**The task**.
Pull every line of the entries that has the word "static".

────

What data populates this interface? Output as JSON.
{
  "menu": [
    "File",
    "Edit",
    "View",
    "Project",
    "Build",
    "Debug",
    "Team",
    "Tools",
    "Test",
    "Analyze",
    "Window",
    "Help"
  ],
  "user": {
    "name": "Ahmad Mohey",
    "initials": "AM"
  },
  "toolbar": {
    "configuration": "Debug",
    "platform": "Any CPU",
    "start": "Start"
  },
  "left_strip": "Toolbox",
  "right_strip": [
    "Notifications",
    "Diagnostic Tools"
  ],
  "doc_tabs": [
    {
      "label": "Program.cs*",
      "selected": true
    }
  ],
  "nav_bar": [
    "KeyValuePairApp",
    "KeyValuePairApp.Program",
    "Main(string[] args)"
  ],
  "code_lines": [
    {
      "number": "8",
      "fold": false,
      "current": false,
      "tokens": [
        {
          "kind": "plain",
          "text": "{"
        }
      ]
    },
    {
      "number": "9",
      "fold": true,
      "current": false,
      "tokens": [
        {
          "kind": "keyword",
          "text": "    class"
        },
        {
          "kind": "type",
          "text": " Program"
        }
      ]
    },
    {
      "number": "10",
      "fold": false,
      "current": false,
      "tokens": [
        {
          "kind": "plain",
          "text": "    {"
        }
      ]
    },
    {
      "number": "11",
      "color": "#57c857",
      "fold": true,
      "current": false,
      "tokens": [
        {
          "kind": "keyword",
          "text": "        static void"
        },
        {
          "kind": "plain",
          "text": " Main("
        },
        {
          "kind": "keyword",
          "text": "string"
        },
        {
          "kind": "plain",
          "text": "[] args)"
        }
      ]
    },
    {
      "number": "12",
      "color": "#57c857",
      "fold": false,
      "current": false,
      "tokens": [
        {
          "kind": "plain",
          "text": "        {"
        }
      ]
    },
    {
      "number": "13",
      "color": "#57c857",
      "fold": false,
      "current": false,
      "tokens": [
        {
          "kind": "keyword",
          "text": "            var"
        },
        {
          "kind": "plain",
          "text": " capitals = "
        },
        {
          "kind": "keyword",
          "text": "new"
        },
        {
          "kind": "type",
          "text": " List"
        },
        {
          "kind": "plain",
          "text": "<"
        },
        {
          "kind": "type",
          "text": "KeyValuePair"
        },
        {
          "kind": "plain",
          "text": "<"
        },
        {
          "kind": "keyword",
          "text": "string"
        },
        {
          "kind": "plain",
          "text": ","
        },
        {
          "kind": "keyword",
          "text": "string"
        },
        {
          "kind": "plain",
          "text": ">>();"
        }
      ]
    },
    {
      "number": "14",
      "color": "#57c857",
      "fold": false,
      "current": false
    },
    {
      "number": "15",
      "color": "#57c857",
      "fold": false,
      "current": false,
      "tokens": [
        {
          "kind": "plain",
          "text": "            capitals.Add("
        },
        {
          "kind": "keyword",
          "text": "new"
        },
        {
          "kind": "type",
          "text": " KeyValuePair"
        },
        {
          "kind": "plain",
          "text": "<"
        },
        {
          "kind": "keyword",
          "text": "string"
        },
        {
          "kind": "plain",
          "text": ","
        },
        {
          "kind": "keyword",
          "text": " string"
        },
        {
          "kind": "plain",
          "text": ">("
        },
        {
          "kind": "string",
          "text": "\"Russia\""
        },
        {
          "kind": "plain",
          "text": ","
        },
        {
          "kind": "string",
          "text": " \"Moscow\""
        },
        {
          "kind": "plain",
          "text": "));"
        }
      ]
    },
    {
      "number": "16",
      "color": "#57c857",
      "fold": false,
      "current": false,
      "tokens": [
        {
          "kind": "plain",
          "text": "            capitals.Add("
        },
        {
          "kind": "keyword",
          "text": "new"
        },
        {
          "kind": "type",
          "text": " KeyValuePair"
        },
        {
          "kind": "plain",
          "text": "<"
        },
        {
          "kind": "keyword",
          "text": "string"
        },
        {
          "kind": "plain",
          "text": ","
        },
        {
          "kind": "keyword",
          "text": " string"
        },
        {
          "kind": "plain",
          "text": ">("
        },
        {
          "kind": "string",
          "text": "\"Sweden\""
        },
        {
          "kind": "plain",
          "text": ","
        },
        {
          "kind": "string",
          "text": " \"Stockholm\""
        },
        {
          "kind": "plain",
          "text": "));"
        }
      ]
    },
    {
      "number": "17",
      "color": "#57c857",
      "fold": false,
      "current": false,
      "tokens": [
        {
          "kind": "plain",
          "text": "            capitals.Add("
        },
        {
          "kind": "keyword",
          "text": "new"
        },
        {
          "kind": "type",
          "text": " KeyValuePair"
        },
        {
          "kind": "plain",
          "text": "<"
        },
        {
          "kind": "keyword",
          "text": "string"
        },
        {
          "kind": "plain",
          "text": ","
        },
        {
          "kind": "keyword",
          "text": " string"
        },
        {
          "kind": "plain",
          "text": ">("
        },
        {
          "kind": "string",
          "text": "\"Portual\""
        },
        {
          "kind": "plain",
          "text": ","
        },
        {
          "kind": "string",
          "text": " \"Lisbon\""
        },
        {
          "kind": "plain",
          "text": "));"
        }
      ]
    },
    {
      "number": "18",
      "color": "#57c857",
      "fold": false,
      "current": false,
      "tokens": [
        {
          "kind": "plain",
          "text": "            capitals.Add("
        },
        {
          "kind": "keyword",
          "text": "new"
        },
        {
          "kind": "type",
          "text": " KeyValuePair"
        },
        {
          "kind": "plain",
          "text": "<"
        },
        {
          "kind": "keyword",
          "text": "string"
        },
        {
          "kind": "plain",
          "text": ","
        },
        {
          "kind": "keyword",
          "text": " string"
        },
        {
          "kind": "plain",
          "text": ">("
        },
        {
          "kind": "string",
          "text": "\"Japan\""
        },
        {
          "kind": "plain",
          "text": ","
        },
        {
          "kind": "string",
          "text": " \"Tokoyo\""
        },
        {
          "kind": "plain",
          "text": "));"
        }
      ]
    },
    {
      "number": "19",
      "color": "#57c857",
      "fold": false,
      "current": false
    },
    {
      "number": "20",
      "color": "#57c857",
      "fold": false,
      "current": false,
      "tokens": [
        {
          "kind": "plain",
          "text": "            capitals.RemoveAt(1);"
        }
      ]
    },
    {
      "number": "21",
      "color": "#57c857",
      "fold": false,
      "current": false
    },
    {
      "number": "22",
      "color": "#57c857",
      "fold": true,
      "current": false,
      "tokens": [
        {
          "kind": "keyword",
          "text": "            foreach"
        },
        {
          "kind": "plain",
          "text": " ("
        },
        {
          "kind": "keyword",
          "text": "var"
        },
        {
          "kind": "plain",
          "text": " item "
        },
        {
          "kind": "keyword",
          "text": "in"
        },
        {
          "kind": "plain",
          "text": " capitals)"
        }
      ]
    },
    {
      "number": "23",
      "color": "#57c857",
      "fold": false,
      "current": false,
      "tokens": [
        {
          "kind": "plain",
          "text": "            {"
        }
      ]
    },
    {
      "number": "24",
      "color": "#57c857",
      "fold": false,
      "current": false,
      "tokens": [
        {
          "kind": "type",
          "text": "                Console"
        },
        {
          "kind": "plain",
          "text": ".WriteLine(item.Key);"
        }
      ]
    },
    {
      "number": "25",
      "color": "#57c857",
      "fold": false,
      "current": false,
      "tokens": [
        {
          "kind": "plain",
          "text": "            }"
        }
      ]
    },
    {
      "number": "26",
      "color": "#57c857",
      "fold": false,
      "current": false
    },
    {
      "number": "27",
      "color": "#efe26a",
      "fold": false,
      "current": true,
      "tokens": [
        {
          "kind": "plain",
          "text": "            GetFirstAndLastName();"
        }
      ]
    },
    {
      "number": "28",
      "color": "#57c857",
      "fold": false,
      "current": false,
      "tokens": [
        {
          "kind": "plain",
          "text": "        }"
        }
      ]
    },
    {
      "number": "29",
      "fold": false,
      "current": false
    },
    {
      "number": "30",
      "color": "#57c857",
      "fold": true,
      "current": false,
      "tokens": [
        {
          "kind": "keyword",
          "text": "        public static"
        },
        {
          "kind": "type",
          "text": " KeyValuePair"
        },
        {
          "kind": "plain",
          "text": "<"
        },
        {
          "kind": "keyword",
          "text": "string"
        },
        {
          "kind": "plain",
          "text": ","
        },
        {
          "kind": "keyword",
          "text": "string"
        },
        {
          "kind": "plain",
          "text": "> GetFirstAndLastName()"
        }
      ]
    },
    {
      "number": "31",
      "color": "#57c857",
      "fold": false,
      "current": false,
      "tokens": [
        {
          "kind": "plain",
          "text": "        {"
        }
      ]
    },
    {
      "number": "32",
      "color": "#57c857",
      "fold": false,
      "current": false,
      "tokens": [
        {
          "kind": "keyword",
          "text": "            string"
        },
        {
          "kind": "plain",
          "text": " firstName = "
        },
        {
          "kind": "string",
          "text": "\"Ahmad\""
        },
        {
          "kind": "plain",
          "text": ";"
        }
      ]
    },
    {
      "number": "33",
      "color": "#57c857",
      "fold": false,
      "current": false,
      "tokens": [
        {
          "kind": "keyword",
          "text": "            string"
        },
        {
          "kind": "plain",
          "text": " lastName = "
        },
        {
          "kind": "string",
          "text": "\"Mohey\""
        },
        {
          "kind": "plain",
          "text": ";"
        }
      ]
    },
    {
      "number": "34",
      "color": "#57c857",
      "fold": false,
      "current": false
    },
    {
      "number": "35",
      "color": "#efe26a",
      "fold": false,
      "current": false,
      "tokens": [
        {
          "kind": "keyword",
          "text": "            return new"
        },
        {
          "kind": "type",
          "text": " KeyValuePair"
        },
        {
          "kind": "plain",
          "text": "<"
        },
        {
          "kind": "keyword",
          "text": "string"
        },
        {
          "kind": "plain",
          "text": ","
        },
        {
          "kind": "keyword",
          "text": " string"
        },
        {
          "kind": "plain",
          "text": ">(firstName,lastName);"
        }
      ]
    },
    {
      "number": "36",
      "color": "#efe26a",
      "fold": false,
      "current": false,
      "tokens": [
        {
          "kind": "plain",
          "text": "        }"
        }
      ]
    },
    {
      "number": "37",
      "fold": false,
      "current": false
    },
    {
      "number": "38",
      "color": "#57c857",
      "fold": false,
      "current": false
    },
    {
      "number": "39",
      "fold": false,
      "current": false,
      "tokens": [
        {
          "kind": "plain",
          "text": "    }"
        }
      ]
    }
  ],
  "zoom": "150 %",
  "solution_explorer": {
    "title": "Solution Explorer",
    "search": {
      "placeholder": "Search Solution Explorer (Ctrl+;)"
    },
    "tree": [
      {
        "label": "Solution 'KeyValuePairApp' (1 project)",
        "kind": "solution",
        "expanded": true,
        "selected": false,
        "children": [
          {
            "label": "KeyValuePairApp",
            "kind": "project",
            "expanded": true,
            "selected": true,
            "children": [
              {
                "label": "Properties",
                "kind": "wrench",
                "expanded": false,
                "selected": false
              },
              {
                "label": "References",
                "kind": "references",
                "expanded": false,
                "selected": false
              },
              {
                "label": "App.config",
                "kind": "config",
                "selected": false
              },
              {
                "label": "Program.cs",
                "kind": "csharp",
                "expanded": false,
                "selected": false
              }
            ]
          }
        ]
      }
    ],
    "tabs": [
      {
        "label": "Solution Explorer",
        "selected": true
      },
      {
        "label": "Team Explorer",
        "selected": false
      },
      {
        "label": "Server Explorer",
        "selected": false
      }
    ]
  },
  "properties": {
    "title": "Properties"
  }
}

────

**Output**.
          "text": "        static void"
          "text": "        public static"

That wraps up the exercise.